* LESETEXT:
┌──

Gezielte, nur aus Kostenersparnisgründen vorgenommene  Verlagerungen von Tätigkeiten auf geringer qualifizierte RettungshelferInnen oder RettungssanitäterInnen sind inakzeptabel. 

Jedem heutigen Rettungsassistenten muss die niedrigschwellige Möglichkeit zum Erwerb des neuen Berufsbildes geben werden. Ihre im Beruf erworbene praxisbezogene Erfahrung muss eine angemessene Berücksichtigung bei Weiterbildungsmöglichkeiten  finden.

Die SPD-Bundestagsfraktion befürwortet grundsätzlich Regelungen zur Delegation von ärztlichen Tätigkeiten. Trotz der Letztverantwortung des Arztes/der Ärztin müssen im Interesse der Hilfesuchenden und der interdisziplinären Kooperation Möglichkeiten zur Entlastung der MedizinerInnen evaluiert und in die Praxis überführt werden.

Auf diese Weise gewinnt der Beruf der Notfallsanitäterin, des Notfallsanitäters an weiterem Ansehen und die Notfall-Patientinnen und Patienten erhalten eine noch bessere Versorgung. 

Kritik am bislang geltenden Rettungsassistentengesetz gibt es in der Frage der bestehenden Rechtsunsicherheit bei der Anwendung von invasiven Maßnahmen im Rahmen der sogenannten Notkompetenz.

└──

Erfasste Daten
┌──

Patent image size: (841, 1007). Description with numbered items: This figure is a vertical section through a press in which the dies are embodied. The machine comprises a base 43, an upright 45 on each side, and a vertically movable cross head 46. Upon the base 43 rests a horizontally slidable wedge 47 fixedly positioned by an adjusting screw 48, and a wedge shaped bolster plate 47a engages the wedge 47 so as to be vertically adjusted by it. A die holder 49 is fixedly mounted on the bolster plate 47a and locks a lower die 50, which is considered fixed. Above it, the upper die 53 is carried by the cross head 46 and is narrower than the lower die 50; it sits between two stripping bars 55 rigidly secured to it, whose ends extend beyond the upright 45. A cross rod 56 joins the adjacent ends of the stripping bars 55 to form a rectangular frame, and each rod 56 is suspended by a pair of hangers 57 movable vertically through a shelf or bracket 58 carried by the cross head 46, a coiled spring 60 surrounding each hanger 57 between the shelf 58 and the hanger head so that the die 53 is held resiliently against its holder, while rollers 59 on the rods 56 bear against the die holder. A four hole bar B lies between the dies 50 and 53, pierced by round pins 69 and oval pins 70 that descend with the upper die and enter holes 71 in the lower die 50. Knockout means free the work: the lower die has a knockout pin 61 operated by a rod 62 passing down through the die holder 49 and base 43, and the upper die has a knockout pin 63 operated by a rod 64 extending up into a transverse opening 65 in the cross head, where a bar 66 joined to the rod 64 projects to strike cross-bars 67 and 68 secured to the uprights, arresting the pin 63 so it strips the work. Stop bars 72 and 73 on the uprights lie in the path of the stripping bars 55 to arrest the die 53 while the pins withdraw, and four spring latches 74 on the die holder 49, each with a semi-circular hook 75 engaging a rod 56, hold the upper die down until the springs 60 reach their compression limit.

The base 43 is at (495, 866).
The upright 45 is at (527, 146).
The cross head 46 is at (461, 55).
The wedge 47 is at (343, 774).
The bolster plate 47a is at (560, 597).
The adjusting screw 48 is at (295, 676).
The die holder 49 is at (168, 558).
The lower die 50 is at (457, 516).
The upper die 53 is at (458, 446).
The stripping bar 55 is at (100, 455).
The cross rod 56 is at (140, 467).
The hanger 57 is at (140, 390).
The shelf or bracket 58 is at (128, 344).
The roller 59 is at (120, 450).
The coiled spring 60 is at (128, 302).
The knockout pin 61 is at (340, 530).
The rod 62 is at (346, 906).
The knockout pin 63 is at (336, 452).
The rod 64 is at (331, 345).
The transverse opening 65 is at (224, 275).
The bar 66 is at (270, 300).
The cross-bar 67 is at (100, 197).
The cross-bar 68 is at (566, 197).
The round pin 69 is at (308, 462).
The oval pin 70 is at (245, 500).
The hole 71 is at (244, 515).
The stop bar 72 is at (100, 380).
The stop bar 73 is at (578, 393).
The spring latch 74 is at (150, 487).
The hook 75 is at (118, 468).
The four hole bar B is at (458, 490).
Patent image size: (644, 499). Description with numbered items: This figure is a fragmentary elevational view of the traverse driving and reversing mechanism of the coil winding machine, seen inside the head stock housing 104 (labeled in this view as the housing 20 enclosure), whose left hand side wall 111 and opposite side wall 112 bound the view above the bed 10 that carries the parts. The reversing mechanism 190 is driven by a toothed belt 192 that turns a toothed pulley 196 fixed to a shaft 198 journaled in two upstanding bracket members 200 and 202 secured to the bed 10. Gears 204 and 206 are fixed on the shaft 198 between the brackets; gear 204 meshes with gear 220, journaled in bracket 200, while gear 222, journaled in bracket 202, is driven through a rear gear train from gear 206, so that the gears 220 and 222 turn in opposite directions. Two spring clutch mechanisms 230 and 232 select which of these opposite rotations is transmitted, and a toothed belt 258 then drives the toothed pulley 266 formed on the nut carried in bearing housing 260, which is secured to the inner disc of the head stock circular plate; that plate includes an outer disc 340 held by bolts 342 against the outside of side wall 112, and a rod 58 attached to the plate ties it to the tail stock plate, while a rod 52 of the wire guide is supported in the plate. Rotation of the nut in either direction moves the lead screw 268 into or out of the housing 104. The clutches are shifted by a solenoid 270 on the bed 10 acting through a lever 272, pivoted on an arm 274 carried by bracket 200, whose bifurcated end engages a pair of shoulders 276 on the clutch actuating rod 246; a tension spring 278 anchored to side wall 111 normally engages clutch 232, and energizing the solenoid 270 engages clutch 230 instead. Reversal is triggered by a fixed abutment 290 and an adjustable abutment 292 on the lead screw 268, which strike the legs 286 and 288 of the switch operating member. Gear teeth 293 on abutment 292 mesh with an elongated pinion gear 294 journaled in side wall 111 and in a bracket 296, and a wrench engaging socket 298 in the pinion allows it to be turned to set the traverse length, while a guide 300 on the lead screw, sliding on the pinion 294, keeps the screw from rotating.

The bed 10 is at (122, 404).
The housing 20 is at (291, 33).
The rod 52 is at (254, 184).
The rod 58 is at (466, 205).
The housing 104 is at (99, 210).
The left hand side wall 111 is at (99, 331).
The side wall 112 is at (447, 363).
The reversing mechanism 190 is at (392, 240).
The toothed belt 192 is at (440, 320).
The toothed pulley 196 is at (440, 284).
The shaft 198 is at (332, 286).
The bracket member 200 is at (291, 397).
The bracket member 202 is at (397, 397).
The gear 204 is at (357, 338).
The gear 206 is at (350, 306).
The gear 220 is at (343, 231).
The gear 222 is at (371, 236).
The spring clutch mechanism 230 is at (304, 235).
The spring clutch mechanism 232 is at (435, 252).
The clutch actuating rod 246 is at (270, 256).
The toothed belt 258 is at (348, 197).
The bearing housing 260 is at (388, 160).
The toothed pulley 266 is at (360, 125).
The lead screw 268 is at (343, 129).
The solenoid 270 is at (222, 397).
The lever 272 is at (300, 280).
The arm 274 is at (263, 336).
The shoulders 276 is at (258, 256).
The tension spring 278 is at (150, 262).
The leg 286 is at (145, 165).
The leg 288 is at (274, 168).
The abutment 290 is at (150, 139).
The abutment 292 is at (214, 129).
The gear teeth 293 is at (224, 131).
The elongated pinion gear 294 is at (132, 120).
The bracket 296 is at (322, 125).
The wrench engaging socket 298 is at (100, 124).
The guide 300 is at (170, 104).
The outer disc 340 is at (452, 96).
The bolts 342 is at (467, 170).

└──

* AUFGABENSTELLUNG:
1 - Nennen Sie alle Berufsbezeichnungen aus dem Rettungsdienst und der Medizin, die im Lesetext vorkommen.
2 - Zitieren Sie den Lesetext von „Die SPD-Bundestagsfraktion befürwortet“ bis einschließlich „Praxis überführt werden.“.
3 - Beantworten Sie anhand des Lesetextes die folgenden Fragen:
(a) Welche Fraktion befürwortet grundsätzlich Regelungen zur Delegation von ärztlichen Tätigkeiten?
(b) Woran wird beim bislang geltenden Rettungsassistentengesetz Kritik geübt?
(c) Welche Verlagerungen von Tätigkeiten werden als inakzeptabel bezeichnet?

* LÖSUNGEN IM EINZELNEN:
1 -
RettungshelferInnen
RettungssanitäterInnen
Rettungsassistenten
Arzt/Ärztin (MedizinerInnen)
Notfallsanitäterin/Notfallsanitäter

2 -
Die SPD-Bundestagsfraktion befürwortet grundsätzlich Regelungen zur Delegation von ärztlichen Tätigkeiten. Trotz der Letztverantwortung des Arztes/der Ärztin müssen im Interesse der Hilfesuchenden und der interdisziplinären Kooperation Möglichkeiten zur Entlastung der MedizinerInnen evaluiert und in die Praxis überführt werden.

3 -
(a) Die SPD-Bundestagsfraktion befürwortet diese Regelungen.
(b) Kritisiert wird die bestehende Rechtsunsicherheit bei der Anwendung von invasiven Maßnahmen im Rahmen der sogenannten Notkompetenz.
(c) Als inakzeptabel gelten gezielte, nur aus Kostenersparnisgründen vorgenommene Verlagerungen von Tätigkeiten auf geringer qualifizierte RettungshelferInnen oder RettungssanitäterInnen.